## Exercise brief:
From the entries below, copy out every line with "normal" in it.

## Source data:
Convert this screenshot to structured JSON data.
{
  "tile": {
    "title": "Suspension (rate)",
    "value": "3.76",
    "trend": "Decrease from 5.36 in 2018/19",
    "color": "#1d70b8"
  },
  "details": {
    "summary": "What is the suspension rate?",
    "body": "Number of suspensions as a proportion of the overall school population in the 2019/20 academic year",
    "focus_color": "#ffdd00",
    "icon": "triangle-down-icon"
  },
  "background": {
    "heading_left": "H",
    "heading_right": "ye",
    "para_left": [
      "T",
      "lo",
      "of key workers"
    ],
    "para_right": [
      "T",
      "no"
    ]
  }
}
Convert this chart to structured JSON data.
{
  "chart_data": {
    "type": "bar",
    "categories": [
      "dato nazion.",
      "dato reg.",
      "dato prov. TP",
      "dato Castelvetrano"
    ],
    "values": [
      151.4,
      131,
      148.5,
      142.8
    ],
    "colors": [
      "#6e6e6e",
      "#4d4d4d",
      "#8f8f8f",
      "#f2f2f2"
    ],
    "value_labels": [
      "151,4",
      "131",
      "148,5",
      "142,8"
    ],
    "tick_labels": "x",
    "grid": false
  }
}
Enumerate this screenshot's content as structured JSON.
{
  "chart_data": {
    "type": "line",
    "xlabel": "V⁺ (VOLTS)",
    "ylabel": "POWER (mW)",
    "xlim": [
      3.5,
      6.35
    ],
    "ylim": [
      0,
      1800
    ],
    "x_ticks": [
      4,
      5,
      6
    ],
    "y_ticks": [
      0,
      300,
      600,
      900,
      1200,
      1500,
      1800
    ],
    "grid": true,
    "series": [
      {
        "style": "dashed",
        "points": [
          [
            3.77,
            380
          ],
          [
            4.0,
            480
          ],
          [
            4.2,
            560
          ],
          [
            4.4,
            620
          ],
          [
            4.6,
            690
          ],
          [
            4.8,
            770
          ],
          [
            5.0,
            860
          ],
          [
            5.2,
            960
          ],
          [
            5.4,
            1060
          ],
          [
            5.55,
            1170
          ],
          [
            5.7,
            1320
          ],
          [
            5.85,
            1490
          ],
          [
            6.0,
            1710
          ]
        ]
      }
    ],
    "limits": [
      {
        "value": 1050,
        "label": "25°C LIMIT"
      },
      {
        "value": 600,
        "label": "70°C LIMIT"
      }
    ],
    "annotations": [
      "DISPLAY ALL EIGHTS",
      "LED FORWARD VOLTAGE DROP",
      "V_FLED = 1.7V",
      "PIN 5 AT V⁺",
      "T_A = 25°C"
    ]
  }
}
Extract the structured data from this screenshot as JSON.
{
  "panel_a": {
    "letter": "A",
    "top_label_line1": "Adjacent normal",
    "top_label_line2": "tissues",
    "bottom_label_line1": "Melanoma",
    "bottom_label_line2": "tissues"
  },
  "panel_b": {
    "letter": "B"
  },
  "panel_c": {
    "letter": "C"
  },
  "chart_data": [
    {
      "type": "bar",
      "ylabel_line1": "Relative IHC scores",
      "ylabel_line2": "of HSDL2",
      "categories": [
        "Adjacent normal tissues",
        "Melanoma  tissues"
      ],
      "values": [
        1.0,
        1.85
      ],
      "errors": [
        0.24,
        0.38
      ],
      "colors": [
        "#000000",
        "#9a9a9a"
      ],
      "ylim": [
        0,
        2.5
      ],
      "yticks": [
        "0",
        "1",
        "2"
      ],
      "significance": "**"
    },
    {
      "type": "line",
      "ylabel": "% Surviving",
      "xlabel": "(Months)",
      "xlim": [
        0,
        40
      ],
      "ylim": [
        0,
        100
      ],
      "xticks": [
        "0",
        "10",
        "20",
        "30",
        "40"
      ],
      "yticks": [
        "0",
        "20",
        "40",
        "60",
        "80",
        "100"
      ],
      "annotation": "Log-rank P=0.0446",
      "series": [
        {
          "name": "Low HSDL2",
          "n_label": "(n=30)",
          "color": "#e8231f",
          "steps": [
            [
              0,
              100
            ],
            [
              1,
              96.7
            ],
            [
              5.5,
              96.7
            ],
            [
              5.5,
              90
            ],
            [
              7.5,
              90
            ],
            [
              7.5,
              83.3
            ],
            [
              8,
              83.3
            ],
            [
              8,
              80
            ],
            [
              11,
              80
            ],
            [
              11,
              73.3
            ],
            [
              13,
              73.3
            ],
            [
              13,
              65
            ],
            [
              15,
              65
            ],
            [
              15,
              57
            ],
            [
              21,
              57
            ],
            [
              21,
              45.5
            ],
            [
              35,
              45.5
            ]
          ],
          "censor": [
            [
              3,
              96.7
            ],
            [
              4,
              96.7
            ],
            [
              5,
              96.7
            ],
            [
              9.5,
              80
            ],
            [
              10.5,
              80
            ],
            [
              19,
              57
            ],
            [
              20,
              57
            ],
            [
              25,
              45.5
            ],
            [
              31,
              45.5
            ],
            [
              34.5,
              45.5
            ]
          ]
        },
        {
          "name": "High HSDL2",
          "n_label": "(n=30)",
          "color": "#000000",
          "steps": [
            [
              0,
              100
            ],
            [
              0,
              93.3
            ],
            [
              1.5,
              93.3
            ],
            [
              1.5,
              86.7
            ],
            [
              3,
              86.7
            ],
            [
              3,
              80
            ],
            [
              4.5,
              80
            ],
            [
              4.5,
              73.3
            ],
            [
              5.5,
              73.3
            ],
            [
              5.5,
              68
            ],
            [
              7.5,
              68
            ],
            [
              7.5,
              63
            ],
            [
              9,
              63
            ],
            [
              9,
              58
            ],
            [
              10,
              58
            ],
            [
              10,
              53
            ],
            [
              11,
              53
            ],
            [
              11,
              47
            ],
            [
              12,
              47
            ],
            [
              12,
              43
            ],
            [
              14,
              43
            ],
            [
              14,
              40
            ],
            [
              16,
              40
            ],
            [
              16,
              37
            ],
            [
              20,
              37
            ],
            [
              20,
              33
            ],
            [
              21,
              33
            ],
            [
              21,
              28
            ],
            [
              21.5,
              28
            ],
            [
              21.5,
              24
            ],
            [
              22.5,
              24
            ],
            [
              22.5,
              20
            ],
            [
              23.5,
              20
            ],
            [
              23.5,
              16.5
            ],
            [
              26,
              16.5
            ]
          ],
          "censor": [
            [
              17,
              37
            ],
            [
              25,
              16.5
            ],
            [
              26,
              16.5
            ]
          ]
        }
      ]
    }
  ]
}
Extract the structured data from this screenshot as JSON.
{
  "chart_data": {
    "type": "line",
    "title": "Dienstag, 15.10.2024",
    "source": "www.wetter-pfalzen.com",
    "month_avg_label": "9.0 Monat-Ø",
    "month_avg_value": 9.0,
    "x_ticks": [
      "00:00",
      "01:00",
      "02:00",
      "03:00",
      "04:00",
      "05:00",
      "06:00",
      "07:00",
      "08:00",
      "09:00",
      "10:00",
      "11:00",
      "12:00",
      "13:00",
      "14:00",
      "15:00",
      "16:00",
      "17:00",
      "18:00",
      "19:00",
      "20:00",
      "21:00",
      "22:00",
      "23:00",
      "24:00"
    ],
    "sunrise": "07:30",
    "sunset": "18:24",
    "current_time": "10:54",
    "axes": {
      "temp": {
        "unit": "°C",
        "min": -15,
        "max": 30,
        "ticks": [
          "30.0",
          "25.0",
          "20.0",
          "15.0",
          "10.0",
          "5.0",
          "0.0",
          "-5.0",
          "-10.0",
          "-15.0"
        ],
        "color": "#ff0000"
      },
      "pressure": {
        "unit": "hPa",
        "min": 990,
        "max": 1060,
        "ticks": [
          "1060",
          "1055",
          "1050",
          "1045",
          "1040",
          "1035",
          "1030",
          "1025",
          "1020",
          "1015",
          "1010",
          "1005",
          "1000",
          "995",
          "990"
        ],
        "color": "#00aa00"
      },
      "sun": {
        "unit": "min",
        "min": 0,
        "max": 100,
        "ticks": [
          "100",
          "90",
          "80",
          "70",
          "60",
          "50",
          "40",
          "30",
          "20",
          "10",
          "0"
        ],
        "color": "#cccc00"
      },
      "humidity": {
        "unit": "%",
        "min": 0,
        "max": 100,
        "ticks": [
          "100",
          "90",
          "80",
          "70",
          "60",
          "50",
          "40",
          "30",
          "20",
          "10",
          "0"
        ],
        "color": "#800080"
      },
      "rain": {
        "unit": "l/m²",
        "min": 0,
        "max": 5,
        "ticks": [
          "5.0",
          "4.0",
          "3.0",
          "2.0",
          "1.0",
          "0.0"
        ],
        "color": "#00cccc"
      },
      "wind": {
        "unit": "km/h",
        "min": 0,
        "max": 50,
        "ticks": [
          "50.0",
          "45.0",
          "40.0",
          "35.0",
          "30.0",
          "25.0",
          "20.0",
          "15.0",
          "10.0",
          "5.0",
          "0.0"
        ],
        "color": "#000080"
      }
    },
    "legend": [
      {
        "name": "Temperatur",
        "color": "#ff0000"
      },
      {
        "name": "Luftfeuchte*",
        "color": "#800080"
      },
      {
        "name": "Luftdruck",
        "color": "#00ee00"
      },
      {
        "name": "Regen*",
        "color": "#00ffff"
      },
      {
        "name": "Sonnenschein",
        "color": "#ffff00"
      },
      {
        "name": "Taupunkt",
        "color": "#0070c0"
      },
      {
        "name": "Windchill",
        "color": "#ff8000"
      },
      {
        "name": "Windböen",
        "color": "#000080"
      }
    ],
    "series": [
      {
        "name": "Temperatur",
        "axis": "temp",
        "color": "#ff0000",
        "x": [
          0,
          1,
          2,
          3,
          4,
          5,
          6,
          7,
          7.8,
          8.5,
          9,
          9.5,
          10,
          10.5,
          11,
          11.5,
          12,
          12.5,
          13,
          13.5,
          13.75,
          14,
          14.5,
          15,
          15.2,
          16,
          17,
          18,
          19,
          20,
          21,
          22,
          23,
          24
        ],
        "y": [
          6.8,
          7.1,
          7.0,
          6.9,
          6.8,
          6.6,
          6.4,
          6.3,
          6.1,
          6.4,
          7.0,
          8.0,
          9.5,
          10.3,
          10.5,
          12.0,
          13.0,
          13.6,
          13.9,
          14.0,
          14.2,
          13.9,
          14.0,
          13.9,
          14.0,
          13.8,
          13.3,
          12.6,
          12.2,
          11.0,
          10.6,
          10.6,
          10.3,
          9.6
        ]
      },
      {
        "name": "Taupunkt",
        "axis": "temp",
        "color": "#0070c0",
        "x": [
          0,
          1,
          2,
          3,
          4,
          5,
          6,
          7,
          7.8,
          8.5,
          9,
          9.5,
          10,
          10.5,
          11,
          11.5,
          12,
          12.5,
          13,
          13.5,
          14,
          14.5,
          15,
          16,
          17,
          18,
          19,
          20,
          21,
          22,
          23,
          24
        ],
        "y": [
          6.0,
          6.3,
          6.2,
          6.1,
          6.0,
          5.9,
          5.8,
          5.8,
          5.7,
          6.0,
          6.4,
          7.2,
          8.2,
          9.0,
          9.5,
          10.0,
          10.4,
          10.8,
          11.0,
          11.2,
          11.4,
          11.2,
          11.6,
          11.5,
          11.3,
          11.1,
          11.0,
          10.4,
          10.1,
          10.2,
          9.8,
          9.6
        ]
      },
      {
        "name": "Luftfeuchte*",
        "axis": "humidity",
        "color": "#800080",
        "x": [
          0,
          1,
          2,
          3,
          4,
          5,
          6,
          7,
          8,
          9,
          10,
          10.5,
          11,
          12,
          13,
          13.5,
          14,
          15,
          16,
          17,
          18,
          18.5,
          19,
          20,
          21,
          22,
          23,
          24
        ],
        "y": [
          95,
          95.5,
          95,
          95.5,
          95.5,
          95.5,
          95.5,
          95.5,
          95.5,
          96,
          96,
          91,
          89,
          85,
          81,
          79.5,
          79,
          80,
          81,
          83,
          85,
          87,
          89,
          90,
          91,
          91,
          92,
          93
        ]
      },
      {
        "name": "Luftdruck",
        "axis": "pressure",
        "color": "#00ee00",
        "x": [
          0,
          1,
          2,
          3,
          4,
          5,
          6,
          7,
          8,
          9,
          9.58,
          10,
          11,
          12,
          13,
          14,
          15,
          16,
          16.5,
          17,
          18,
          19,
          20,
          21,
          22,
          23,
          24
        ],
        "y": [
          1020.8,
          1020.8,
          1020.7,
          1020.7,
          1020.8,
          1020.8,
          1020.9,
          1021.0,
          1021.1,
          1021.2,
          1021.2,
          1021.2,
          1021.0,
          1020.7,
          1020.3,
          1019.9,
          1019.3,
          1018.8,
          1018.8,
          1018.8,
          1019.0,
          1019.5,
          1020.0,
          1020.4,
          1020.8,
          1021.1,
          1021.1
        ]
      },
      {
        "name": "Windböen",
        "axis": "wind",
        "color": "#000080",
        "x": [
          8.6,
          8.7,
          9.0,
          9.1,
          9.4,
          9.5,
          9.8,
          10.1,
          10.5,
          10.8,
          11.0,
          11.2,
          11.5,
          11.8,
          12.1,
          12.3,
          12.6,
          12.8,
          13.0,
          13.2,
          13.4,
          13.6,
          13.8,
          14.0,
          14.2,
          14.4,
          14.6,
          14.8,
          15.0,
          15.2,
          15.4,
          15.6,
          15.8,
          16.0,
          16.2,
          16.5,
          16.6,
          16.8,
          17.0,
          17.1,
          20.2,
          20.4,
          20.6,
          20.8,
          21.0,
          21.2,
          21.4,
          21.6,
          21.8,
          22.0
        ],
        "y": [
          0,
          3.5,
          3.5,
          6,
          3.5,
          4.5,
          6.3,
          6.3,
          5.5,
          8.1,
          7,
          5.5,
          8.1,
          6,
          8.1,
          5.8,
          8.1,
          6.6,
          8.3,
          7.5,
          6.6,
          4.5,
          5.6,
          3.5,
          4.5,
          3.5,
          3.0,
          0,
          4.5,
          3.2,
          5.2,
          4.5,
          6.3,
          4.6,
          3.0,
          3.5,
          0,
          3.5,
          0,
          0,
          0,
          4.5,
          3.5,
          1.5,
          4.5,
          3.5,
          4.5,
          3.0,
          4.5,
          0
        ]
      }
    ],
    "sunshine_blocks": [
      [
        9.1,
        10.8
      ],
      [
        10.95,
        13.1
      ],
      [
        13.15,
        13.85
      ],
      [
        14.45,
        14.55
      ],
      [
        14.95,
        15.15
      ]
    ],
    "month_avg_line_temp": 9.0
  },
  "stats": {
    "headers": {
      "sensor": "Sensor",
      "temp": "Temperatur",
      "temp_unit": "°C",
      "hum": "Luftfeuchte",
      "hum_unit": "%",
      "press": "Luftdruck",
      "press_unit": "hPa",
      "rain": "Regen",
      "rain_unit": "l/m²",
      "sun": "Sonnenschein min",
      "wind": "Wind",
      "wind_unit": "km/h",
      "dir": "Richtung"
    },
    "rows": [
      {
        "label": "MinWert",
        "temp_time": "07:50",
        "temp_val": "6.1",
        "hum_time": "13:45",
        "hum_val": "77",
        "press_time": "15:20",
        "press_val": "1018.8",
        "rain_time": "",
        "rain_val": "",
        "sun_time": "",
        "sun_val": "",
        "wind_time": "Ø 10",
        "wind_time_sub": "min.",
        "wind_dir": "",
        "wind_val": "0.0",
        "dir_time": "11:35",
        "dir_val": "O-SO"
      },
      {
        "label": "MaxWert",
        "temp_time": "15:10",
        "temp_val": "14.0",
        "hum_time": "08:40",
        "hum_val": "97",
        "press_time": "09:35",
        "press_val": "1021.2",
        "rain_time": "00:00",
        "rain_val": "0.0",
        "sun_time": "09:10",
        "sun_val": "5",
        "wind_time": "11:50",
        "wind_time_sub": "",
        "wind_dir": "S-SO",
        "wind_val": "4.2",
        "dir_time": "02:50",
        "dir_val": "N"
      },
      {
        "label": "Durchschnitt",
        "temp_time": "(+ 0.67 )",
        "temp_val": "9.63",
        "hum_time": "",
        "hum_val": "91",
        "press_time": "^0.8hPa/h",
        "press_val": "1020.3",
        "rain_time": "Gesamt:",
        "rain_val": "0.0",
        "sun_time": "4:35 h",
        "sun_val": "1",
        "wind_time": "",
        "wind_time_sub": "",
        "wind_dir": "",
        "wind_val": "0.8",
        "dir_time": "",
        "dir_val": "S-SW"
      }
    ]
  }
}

## Exercise answer:
    "top_label_line1": "Adjacent normal",
        "Adjacent normal tissues",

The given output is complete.